Dataset records:
◇ ◇ ◇ ◇
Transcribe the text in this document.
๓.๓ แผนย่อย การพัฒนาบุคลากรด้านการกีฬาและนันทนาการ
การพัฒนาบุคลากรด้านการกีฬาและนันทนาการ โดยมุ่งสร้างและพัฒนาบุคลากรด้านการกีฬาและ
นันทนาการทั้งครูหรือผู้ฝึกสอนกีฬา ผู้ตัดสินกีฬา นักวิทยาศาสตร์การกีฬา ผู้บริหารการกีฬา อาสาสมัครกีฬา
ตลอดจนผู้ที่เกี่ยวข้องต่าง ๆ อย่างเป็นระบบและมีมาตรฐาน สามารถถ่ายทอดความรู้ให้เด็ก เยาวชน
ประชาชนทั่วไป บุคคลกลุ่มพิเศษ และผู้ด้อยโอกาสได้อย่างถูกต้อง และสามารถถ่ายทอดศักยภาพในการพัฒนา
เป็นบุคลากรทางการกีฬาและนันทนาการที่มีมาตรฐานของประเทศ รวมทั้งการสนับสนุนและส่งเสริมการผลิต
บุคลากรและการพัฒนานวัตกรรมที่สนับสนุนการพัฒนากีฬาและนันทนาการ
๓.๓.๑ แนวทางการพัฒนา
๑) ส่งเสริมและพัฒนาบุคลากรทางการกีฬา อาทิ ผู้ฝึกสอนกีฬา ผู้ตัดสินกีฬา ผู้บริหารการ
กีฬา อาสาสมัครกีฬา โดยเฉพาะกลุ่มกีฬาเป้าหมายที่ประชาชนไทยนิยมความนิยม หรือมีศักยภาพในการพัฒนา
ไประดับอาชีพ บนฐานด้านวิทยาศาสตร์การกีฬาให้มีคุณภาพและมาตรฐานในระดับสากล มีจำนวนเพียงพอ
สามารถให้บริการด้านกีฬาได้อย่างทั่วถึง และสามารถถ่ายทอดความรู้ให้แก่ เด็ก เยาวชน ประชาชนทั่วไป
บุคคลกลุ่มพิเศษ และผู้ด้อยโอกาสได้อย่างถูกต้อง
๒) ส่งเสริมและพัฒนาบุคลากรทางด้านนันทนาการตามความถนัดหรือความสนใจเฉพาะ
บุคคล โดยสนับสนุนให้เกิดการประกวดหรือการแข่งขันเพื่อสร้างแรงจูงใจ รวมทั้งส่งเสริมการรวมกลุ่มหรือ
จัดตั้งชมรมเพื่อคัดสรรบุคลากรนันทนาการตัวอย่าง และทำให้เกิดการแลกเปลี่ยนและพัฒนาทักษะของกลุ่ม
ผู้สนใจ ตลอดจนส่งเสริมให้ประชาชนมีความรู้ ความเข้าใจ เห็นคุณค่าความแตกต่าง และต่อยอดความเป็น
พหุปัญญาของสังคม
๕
◇ ◇ ◇ ◇
Given problem: Count each line where the string "คลากรด" occurs, and write only the number.

Task output: 2